Would you copy out the whole listing exactly as given?

(Saved entries)
>>>
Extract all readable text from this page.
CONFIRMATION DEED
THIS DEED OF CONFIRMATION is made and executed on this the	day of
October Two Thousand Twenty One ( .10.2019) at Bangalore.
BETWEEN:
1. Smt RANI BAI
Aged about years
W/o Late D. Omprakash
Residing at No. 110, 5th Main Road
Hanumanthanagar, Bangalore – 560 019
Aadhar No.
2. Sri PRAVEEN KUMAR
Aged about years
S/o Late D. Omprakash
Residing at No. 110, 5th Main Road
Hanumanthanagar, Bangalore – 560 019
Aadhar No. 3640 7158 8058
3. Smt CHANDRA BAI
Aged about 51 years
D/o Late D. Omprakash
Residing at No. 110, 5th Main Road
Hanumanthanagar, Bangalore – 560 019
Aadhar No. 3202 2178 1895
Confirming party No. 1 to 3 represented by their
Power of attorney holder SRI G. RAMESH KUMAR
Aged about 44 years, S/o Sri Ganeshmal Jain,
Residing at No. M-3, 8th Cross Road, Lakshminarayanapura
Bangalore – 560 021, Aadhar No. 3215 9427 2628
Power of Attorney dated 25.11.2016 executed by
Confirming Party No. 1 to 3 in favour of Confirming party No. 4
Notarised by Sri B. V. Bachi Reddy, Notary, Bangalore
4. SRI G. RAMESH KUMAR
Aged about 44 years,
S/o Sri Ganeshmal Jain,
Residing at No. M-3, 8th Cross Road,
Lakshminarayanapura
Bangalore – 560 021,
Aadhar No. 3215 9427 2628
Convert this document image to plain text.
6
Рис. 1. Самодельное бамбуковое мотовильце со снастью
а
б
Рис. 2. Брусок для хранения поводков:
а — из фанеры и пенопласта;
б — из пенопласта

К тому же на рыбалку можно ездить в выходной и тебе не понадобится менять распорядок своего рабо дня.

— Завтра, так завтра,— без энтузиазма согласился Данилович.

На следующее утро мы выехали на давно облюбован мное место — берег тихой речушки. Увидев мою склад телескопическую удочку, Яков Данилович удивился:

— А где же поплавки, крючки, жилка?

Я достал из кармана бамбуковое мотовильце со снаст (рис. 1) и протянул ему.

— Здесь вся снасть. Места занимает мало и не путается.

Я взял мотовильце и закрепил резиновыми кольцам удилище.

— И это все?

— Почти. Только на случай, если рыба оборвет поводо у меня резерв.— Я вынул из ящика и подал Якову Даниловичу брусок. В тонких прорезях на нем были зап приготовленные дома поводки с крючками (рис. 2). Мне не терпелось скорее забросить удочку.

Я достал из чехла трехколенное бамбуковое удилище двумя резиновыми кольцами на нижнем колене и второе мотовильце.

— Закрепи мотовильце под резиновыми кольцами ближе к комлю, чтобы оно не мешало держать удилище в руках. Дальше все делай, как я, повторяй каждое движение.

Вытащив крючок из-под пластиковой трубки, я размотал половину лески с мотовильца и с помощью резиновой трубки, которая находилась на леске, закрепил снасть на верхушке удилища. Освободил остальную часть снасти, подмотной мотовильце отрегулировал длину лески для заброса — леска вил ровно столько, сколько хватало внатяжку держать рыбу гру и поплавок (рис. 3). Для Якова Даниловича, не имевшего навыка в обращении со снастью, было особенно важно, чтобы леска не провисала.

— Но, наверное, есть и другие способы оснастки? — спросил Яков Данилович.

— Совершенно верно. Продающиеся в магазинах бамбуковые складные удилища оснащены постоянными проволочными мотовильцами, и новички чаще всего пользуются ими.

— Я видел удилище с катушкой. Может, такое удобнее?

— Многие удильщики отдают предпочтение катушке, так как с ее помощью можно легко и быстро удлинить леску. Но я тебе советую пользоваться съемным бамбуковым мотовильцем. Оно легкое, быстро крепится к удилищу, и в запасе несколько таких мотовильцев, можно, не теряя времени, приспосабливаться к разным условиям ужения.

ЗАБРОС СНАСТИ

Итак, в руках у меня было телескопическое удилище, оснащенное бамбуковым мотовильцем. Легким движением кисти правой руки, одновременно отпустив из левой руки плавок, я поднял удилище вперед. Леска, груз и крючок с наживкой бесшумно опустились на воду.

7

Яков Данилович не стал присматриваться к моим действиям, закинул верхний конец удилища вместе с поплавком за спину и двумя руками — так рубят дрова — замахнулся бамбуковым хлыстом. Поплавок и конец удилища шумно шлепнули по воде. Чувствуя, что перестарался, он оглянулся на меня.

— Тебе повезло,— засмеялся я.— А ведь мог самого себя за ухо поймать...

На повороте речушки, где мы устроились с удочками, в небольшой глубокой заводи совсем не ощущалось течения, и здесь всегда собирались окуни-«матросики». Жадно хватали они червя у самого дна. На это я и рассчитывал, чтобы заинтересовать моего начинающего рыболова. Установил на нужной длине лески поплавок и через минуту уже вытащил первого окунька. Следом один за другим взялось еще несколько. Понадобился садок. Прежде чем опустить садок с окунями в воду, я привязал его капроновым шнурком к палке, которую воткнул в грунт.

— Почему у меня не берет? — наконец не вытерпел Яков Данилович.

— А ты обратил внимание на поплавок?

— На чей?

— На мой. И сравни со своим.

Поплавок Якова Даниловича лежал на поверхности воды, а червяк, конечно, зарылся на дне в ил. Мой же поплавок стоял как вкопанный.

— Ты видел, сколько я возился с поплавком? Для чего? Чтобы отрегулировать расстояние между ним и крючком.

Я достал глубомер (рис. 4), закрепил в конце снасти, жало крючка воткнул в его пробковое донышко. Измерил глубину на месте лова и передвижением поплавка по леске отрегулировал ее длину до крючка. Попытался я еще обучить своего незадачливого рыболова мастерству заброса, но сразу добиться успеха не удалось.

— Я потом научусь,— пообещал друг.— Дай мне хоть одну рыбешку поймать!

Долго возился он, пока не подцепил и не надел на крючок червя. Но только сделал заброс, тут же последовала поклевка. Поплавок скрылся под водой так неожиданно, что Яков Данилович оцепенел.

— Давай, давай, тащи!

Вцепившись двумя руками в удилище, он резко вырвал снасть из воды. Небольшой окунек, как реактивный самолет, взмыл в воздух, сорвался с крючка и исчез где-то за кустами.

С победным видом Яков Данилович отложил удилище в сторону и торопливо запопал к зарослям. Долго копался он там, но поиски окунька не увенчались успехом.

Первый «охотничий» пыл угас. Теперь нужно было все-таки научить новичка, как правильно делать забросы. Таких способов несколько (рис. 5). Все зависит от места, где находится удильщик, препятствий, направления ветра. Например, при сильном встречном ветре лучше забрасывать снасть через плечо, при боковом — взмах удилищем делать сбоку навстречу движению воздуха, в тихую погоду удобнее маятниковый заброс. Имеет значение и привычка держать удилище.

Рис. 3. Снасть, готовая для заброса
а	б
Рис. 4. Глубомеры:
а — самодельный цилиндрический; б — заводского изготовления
<<<
THE REPLY ::
Extract all readable text from this page.
CONFIRMATION DEED
THIS DEED OF CONFIRMATION is made and executed on this the	day of
October Two Thousand Twenty One ( .10.2019) at Bangalore.
BETWEEN:
1. Smt RANI BAI
Aged about years
W/o Late D. Omprakash
Residing at No. 110, 5th Main Road
Hanumanthanagar, Bangalore – 560 019
Aadhar No.
2. Sri PRAVEEN KUMAR
Aged about years
S/o Late D. Omprakash
Residing at No. 110, 5th Main Road
Hanumanthanagar, Bangalore – 560 019
Aadhar No. 3640 7158 8058
3. Smt CHANDRA BAI
Aged about 51 years
D/o Late D. Omprakash
Residing at No. 110, 5th Main Road
Hanumanthanagar, Bangalore – 560 019
Aadhar No. 3202 2178 1895
Confirming party No. 1 to 3 represented by their
Power of attorney holder SRI G. RAMESH KUMAR
Aged about 44 years, S/o Sri Ganeshmal Jain,
Residing at No. M-3, 8th Cross Road, Lakshminarayanapura
Bangalore – 560 021, Aadhar No. 3215 9427 2628
Power of Attorney dated 25.11.2016 executed by
Confirming Party No. 1 to 3 in favour of Confirming party No. 4
Notarised by Sri B. V. Bachi Reddy, Notary, Bangalore
4. SRI G. RAMESH KUMAR
Aged about 44 years,
S/o Sri Ganeshmal Jain,
Residing at No. M-3, 8th Cross Road,
Lakshminarayanapura
Bangalore – 560 021,
Aadhar No. 3215 9427 2628
Convert this document image to plain text.
6
Рис. 1. Самодельное бамбуковое мотовильце со снастью
а
б
Рис. 2. Брусок для хранения поводков:
а — из фанеры и пенопласта;
б — из пенопласта

К тому же на рыбалку можно ездить в выходной и тебе не понадобится менять распорядок своего рабо дня.

— Завтра, так завтра,— без энтузиазма согласился Данилович.

На следующее утро мы выехали на давно облюбован мное место — берег тихой речушки. Увидев мою склад телескопическую удочку, Яков Данилович удивился:

— А где же поплавки, крючки, жилка?

Я достал из кармана бамбуковое мотовильце со снаст (рис. 1) и протянул ему.

— Здесь вся снасть. Места занимает мало и не путается.

Я взял мотовильце и закрепил резиновыми кольцам удилище.

— И это все?

— Почти. Только на случай, если рыба оборвет поводо у меня резерв.— Я вынул из ящика и подал Якову Даниловичу брусок. В тонких прорезях на нем были зап приготовленные дома поводки с крючками (рис. 2). Мне не терпелось скорее забросить удочку.

Я достал из чехла трехколенное бамбуковое удилище двумя резиновыми кольцами на нижнем колене и второе мотовильце.

— Закрепи мотовильце под резиновыми кольцами ближе к комлю, чтобы оно не мешало держать удилище в руках. Дальше все делай, как я, повторяй каждое движение.

Вытащив крючок из-под пластиковой трубки, я размотал половину лески с мотовильца и с помощью резиновой трубки, которая находилась на леске, закрепил снасть на верхушке удилища. Освободил остальную часть снасти, подмотной мотовильце отрегулировал длину лески для заброса — леска вил ровно столько, сколько хватало внатяжку держать рыбу гру и поплавок (рис. 3). Для Якова Даниловича, не имевшего навыка в обращении со снастью, было особенно важно, чтобы леска не провисала.

— Но, наверное, есть и другие способы оснастки? — спросил Яков Данилович.

— Совершенно верно. Продающиеся в магазинах бамбуковые складные удилища оснащены постоянными проволочными мотовильцами, и новички чаще всего пользуются ими.

— Я видел удилище с катушкой. Может, такое удобнее?

— Многие удильщики отдают предпочтение катушке, так как с ее помощью можно легко и быстро удлинить леску. Но я тебе советую пользоваться съемным бамбуковым мотовильцем. Оно легкое, быстро крепится к удилищу, и в запасе несколько таких мотовильцев, можно, не теряя времени, приспосабливаться к разным условиям ужения.

ЗАБРОС СНАСТИ

Итак, в руках у меня было телескопическое удилище, оснащенное бамбуковым мотовильцем. Легким движением кисти правой руки, одновременно отпустив из левой руки плавок, я поднял удилище вперед. Леска, груз и крючок с наживкой бесшумно опустились на воду.

7

Яков Данилович не стал присматриваться к моим действиям, закинул верхний конец удилища вместе с поплавком за спину и двумя руками — так рубят дрова — замахнулся бамбуковым хлыстом. Поплавок и конец удилища шумно шлепнули по воде. Чувствуя, что перестарался, он оглянулся на меня.

— Тебе повезло,— засмеялся я.— А ведь мог самого себя за ухо поймать...

На повороте речушки, где мы устроились с удочками, в небольшой глубокой заводи совсем не ощущалось течения, и здесь всегда собирались окуни-«матросики». Жадно хватали они червя у самого дна. На это я и рассчитывал, чтобы заинтересовать моего начинающего рыболова. Установил на нужной длине лески поплавок и через минуту уже вытащил первого окунька. Следом один за другим взялось еще несколько. Понадобился садок. Прежде чем опустить садок с окунями в воду, я привязал его капроновым шнурком к палке, которую воткнул в грунт.

— Почему у меня не берет? — наконец не вытерпел Яков Данилович.

— А ты обратил внимание на поплавок?

— На чей?

— На мой. И сравни со своим.

Поплавок Якова Даниловича лежал на поверхности воды, а червяк, конечно, зарылся на дне в ил. Мой же поплавок стоял как вкопанный.

— Ты видел, сколько я возился с поплавком? Для чего? Чтобы отрегулировать расстояние между ним и крючком.

Я достал глубомер (рис. 4), закрепил в конце снасти, жало крючка воткнул в его пробковое донышко. Измерил глубину на месте лова и передвижением поплавка по леске отрегулировал ее длину до крючка. Попытался я еще обучить своего незадачливого рыболова мастерству заброса, но сразу добиться успеха не удалось.

— Я потом научусь,— пообещал друг.— Дай мне хоть одну рыбешку поймать!

Долго возился он, пока не подцепил и не надел на крючок червя. Но только сделал заброс, тут же последовала поклевка. Поплавок скрылся под водой так неожиданно, что Яков Данилович оцепенел.

— Давай, давай, тащи!

Вцепившись двумя руками в удилище, он резко вырвал снасть из воды. Небольшой окунек, как реактивный самолет, взмыл в воздух, сорвался с крючка и исчез где-то за кустами.

С победным видом Яков Данилович отложил удилище в сторону и торопливо запопал к зарослям. Долго копался он там, но поиски окунька не увенчались успехом.

Первый «охотничий» пыл угас. Теперь нужно было все-таки научить новичка, как правильно делать забросы. Таких способов несколько (рис. 5). Все зависит от места, где находится удильщик, препятствий, направления ветра. Например, при сильном встречном ветре лучше забрасывать снасть через плечо, при боковом — взмах удилищем делать сбоку навстречу движению воздуха, в тихую погоду удобнее маятниковый заброс. Имеет значение и привычка держать удилище.

Рис. 3. Снасть, готовая для заброса
а	б
Рис. 4. Глубомеры:
а — самодельный цилиндрический; б — заводского изготовления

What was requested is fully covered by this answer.